* MATERIAL *

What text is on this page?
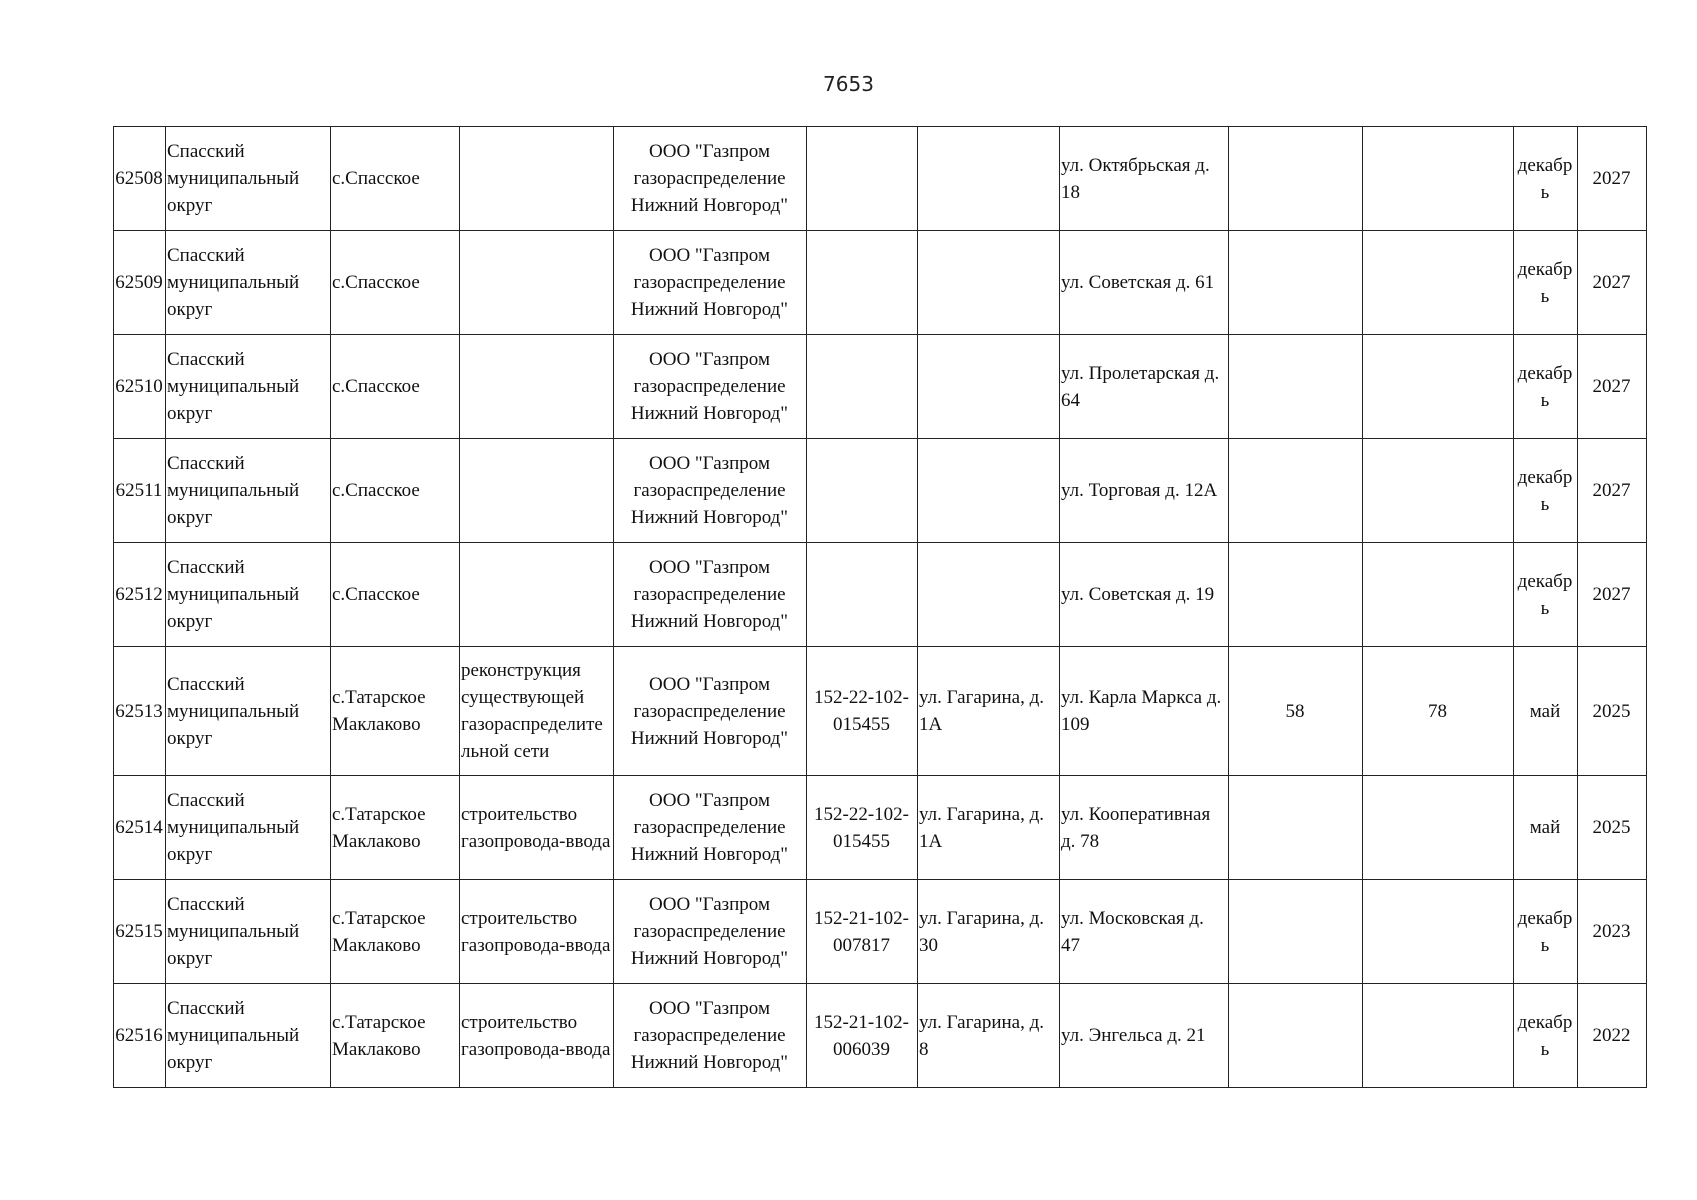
7653
62508	Спасский муниципальный округ	с.Спасское		ООО "Газпром газораспределение Нижний Новгород"			ул. Октябрьская д. 18			декабрь	2027
62509	Спасский муниципальный округ	с.Спасское		ООО "Газпром газораспределение Нижний Новгород"			ул. Советская д. 61			декабрь	2027
62510	Спасский муниципальный округ	с.Спасское		ООО "Газпром газораспределение Нижний Новгород"			ул. Пролетарская д. 64			декабрь	2027
62511	Спасский муниципальный округ	с.Спасское		ООО "Газпром газораспределение Нижний Новгород"			ул. Торговая д. 12А			декабрь	2027
62512	Спасский муниципальный округ	с.Спасское		ООО "Газпром газораспределение Нижний Новгород"			ул. Советская д. 19			декабрь	2027
62513	Спасский муниципальный округ	с.Татарское Маклаково	реконструкция существующей газораспределительной сети	ООО "Газпром газораспределение Нижний Новгород"	152-22-102-015455	ул. Гагарина, д. 1А	ул. Карла Маркса д. 109	58	78	май	2025
62514	Спасский муниципальный округ	с.Татарское Маклаково	строительство газопровода-ввода	ООО "Газпром газораспределение Нижний Новгород"	152-22-102-015455	ул. Гагарина, д. 1А	ул. Кооперативная д. 78			май	2025
62515	Спасский муниципальный округ	с.Татарское Маклаково	строительство газопровода-ввода	ООО "Газпром газораспределение Нижний Новгород"	152-21-102-007817	ул. Гагарина, д. 30	ул. Московская д. 47			декабрь	2023
62516	Спасский муниципальный округ	с.Татарское Маклаково	строительство газопровода-ввода	ООО "Газпром газораспределение Нижний Новгород"	152-21-102-006039	ул. Гагарина, д. 8	ул. Энгельса д. 21			декабрь	2022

* REQUIRED WORK *
Return all the lines that contain the string "Советская".

* COMPLETED TASK *
62509	Спасский муниципальный округ	с.Спасское		ООО "Газпром газораспределение Нижний Новгород"			ул. Советская д. 61			декабрь	2027
62512	Спасский муниципальный округ	с.Спасское		ООО "Газпром газораспределение Нижний Новгород"			ул. Советская д. 19			декабрь	2027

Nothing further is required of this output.